SELECTION -
○ ○ ○ ○
[HN Gopher] Python utility for tracking third party dependencies...
       ___________________________________________________________________
        
       Python utility for tracking third party dependencies within a
       library
        
       Author : prashantgupta24
       Score  : 142 points
       Date   : 2022-05-25 16:50 UTC (6 hours ago)
        
 (HTM) web link (github.com)
 (TXT) w3m dump (github.com)
        
       | lifeisstillgood wrote:
       | The couple of times I have done something similar I have found an
       | odd outcome - first was internal (to large company codebase) and
       | second was npm imports years ago. Both times one ended up pulling
       | in huge numbers of dependencies (900+ npm, 600 or so internal)
       | 
       | The point was that pretty no much what starting point one used,
       | you pulled in much the same amount. There was a common core but
       | even so it was like a starfish - if you start at tip of one limb,
       | you pull in that limb and the core. start on another limb same
       | thing.
       | 
       | but all the limbs are about the same size
       | 
       | it's just anecdata but it has been at the back of my mind as some
       | kind of rule.
        
       | cubes wrote:
       | This looks really neat. One thing I noticed on reading the source
       | code, it appears to actually import the modules:
       | 
       | Quoting the docstring on the `track_module` function:
       | """This function executes the tracking of a single module by
       | launching a         subprocess to execute this module against the
       | target module. The         implementation of thie tracking
       | resides in the __main__ in order to         carefully control the
       | import ecosystem.
       | 
       | Source: https://github.com/IBM/import-
       | tracker/blob/67a1e84e5a609e52e...
       | 
       | Here's the actual subprocess call: https://github.com/IBM/import-
       | tracker/blob/67a1e84e5a609e52e...                   # Launch the
       | process         proc = subprocess.Popen(shlex.split(cmd),
       | stdout=subprocess.PIPE, env=env)
       | 
       | I think this is clever, and maybe even necessary, but feels risky
       | to do on unaudited third-party Python libraries.
       | 
       | Maybe I'm misunderstanding something?
        
         | gabegoodhart wrote:
         | Hi, I'm the main author of import_tracker. Thanks for taking
         | the time to dig into it! It's a really interesting point that
         | the subproces.Popen could itself be a security concern. The
         | command that's being executed is executing the __main__ of the
         | import_tracker library itself (which is not something that a
         | user can't configure), so is your concern that import_tracker
         | itself is untrusted and might be a concern for users running
         | this on their machines?
         | 
         | For context on why I'm using the suprocess here, this allows
         | the tracking to correctly allocate dependencies that are
         | imported more than once (think my_lib.submod1 and
         | my_lib.submod2 both need tensorflow, but my_lib.submod3
         | doesn't).
        
         | jreese wrote:
         | > I think this is clever, and maybe even necessary, but feels
         | risky to do on unaudited third-party Python libraries.
         | 
         | This is why my coworker built the project he called "dowsing";
         | it tries to understand as much as possible from the setup.py's
         | AST, without actually executing it.
○ ○ ○ ○
Listings of elements and boxes -
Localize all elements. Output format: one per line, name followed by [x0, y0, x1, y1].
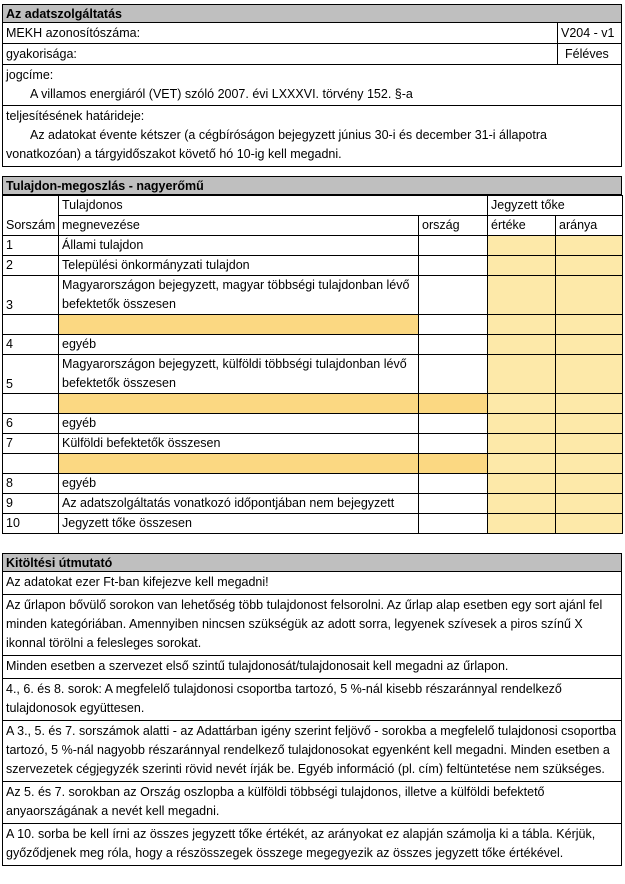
erteke-input[interactable]	[488, 236, 556, 256]
row-label: Állami tulajdon	[59, 236, 419, 256]
orszag-cell[interactable]	[419, 335, 488, 355]
orszag-cell[interactable]	[419, 474, 488, 494]
table-row	[3, 335, 623, 355]
row-label: Külföldi befektetők összesen	[59, 434, 419, 454]
row-number: 4	[3, 335, 59, 355]
instruction-item: 4., 6. és 8. sorok: A megfelelő tulajdonosi csoportba tartozó, 5 %-nál kisebb részaránnyal rendelkező tulajdonosok együttesen.	[2, 679, 622, 721]
aranya-cell	[556, 454, 623, 474]
col-tulajdonos: Tulajdonos	[59, 196, 488, 216]
jogcim-block	[2, 65, 622, 106]
gyakorisag-row	[2, 44, 622, 65]
hatarido-block	[2, 106, 622, 167]
expandable-row	[3, 394, 623, 414]
instruction-item: A 3., 5. és 7. sorszámok alatti - az Adattárban igény szerint feljövő - sorokba a megfelelő tulajdonosi csoportba tartozó, 5 %-nál nagyobb részaránnyal rendelkező tulajdonosokat egyenként kell megadni. Minden esetben a szervezetek cégjegyzék szerinti rövid nevét írják be. Egyéb információ (pl. cím) feltüntetése nem szükséges.	[2, 721, 622, 782]
section-title: Kitöltési útmutató	[2, 553, 622, 572]
instruction-item: Az adatokat ezer Ft-ban kifejezve kell megadni!	[2, 572, 622, 595]
table-row	[3, 474, 623, 494]
row-label: Jegyzett tőke összesen	[59, 514, 419, 534]
hatarido-line-2: vonatkozóan) a tárgyidőszakot követő hó 10-ig kell megadni.	[6, 147, 342, 161]
expandable-row	[3, 315, 623, 335]
row-label: egyéb	[59, 414, 419, 434]
erteke-input[interactable]	[488, 474, 556, 494]
aranya-cell	[556, 474, 623, 494]
aranya-cell	[556, 256, 623, 276]
table-row	[3, 236, 623, 256]
orszag-input[interactable]	[419, 454, 488, 474]
col-erteke: értéke	[488, 216, 556, 236]
erteke-input[interactable]	[488, 454, 556, 474]
col-orszag: ország	[419, 216, 488, 236]
instruction-item: Az 5. és 7. sorokban az Ország oszlopba a külföldi többségi tulajdonos, illetve a külföldi befektető anyaországának a nevét kell megadni.	[2, 782, 622, 824]
ownership-table	[2, 195, 623, 534]
orszag-cell[interactable]	[419, 276, 488, 315]
adatszolgaltatas-section	[2, 4, 622, 167]
erteke-input[interactable]	[488, 514, 556, 534]
row-label: Az adatszolgáltatás vonatkozó időpontjában nem bejegyzett	[59, 494, 419, 514]
row-label: egyéb	[59, 474, 419, 494]
row-number: 2	[3, 256, 59, 276]
orszag-cell[interactable]	[419, 494, 488, 514]
table-row	[3, 355, 623, 394]
aranya-cell	[556, 434, 623, 454]
orszag-cell[interactable]	[419, 434, 488, 454]
erteke-input[interactable]	[488, 315, 556, 335]
orszag-cell[interactable]	[419, 236, 488, 256]
table-row	[3, 256, 623, 276]
aranya-cell	[556, 355, 623, 394]
kitoltesi-section	[2, 553, 622, 866]
row-label: Települési önkormányzati tulajdon	[59, 256, 419, 276]
erteke-input[interactable]	[488, 414, 556, 434]
table-row	[3, 276, 623, 315]
mekh-row	[2, 23, 622, 44]
orszag-input[interactable]	[419, 315, 488, 335]
col-jegyzett-toke: Jegyzett tőke	[488, 196, 623, 216]
aranya-cell	[556, 315, 623, 335]
name-input[interactable]	[59, 394, 419, 414]
orszag-cell[interactable]	[419, 514, 488, 534]
table-header-row-2	[3, 216, 623, 236]
erteke-input[interactable]	[488, 335, 556, 355]
row-number: 9	[3, 494, 59, 514]
section-title: Az adatszolgáltatás	[2, 4, 622, 23]
erteke-input[interactable]	[488, 355, 556, 394]
row-number: 6	[3, 414, 59, 434]
section-title: Tulajdon-megoszlás - nagyerőmű	[2, 176, 622, 195]
aranya-cell	[556, 494, 623, 514]
table-row	[3, 414, 623, 434]
aranya-cell	[556, 414, 623, 434]
row-number: 5	[3, 355, 59, 394]
expandable-row	[3, 454, 623, 474]
instruction-item: Minden esetben a szervezet első szintű tulajdonosát/tulajdonosait kell megadni az űrlapon.	[2, 656, 622, 679]
aranya-cell	[556, 514, 623, 534]
row-label: Magyarországon bejegyzett, külföldi többségi tulajdonban lévő befektetők összesen	[59, 355, 419, 394]
tulajdon-section	[2, 176, 622, 534]
row-label: Magyarországon bejegyzett, magyar többségi tulajdonban lévő befektetők összesen	[59, 276, 419, 315]
row-number: 8	[3, 474, 59, 494]
instruction-item: A 10. sorba be kell írni az összes jegyzett tőke értékét, az arányokat ez alapján számolja ki a tábla. Kérjük, győződjenek meg róla, hogy a részösszegek összege megegyezik az összes jegyzett tőke értékével.	[2, 824, 622, 866]
row-number: 1	[3, 236, 59, 256]
instruction-item: Az űrlapon bővülő sorokon van lehetőség több tulajdonost felsorolni. Az űrlap alap esetben egy sort ajánl fel minden kategóriában. Amennyiben nincsen szükségük az adott sorra, legyenek szívesek a piros színű X ikonnal törölni a felesleges sorokat.	[2, 595, 622, 656]
aranya-cell	[556, 335, 623, 355]
aranya-cell	[556, 276, 623, 315]
name-input[interactable]	[59, 454, 419, 474]
row-number: 10	[3, 514, 59, 534]
mekh-value: V204 - v1	[557, 23, 624, 43]
table-header-row-1	[3, 196, 623, 216]
aranya-cell	[556, 236, 623, 256]
erteke-input[interactable]	[488, 276, 556, 315]
orszag-cell[interactable]	[419, 414, 488, 434]
hatarido-line-1: Az adatokat évente kétszer (a cégbíróságon bejegyzett június 30-i és december 31-i állapotra	[30, 128, 547, 142]
orszag-input[interactable]	[419, 394, 488, 414]
aranya-cell	[556, 394, 623, 414]
erteke-input[interactable]	[488, 256, 556, 276]
erteke-input[interactable]	[488, 394, 556, 414]
erteke-input[interactable]	[488, 494, 556, 514]
row-number: 7	[3, 434, 59, 454]
col-aranya: aránya	[556, 216, 623, 236]
row-label: egyéb	[59, 335, 419, 355]
table-row	[3, 494, 623, 514]
gyakorisag-label: gyakorisága:	[6, 47, 77, 61]
hatarido-label: teljesítésének határideje:	[6, 109, 145, 123]
erteke-input[interactable]	[488, 434, 556, 454]
jogcim-value: A villamos energiáról (VET) szóló 2007. évi LXXXVI. törvény 152. §-a	[30, 87, 413, 101]
table-row	[3, 514, 623, 534]
jogcim-label: jogcíme:	[6, 68, 54, 82]
gyakorisag-value: Féléves	[557, 44, 625, 64]
name-input[interactable]	[59, 315, 419, 335]
row-number: 3	[3, 276, 59, 315]
orszag-cell[interactable]	[419, 355, 488, 394]
mekh-label: MEKH azonosítószáma:	[6, 26, 141, 40]
col-sorszam: Sorszám	[3, 216, 59, 236]
table-row	[3, 434, 623, 454]
orszag-cell[interactable]	[419, 256, 488, 276]
col-megnevezese: megnevezése	[59, 216, 419, 236]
○ ○ ○ ○
EXERCISE SET -
• a. Say whether each statement agrees with the import_tracker thread, answering yes or no and quoting the deciding words: (i) The first commenter's npm imports pulled in more than 900 dependencies. (ii) The project called "dowsing" runs setup.py to learn about it. (iii) The first commenter says all the limbs are about the same size.
• b. In the import_tracker thread, what does the main author say the subprocess allows the tracking to do?
• c. Extend the import_tracker thread with a further reply that continues from its final comment.

ANSWER LIST -
• a.
(i) Yes: "900+ npm"
(ii) No: "without actually executing it"
(iii) Yes: "but all the limbs are about the same size"

• b. It allows the tracking to correctly allocate dependencies that are imported more than once.

• c.
         | 
         | https://github.com/python-packaging/dowsing
        
           | cubes wrote:
           | Neat, I'll take a look! I thought I was going to need to
           | write something similar!
        
       | barefeg wrote:
       | Could I use the lazy import to define a single set of
       | dependencies of a monorepo and then load only the required subset
       | for each project?
        
         | beisner wrote:
         | That's how Bazel Python works
        
       | samwillis wrote:
       | This looks like a real useful tool for large projects, it can be
       | quite possible to loose track of what a specific dependancy is
       | used for. I also like the idea of making an import lazy so in
       | monolithic app you could have a deployment that excludes
       | functionality, and exclude its dependancies.
       | 
       | When I read the title I was hoping for something else though,
       | what I would love is a tool that logs and potentially blocks
       | unexpected IO operations on a library basis. With the increasing
       | common supply chain attacks we are seeing (there was a PyPI one
       | just the other day), having a way to at least report on
       | unexpected activity if not help prevent it would be brilliant.
       | Has anyone ever found a tool like that?
       | 
       | (Obviously the ultimate solution would be an outbound firewall,
       | but it seems be that although you can easily do this in a VM or
       | bare metal, I haven't seen any PAAS platforms have that sort of
       | capability)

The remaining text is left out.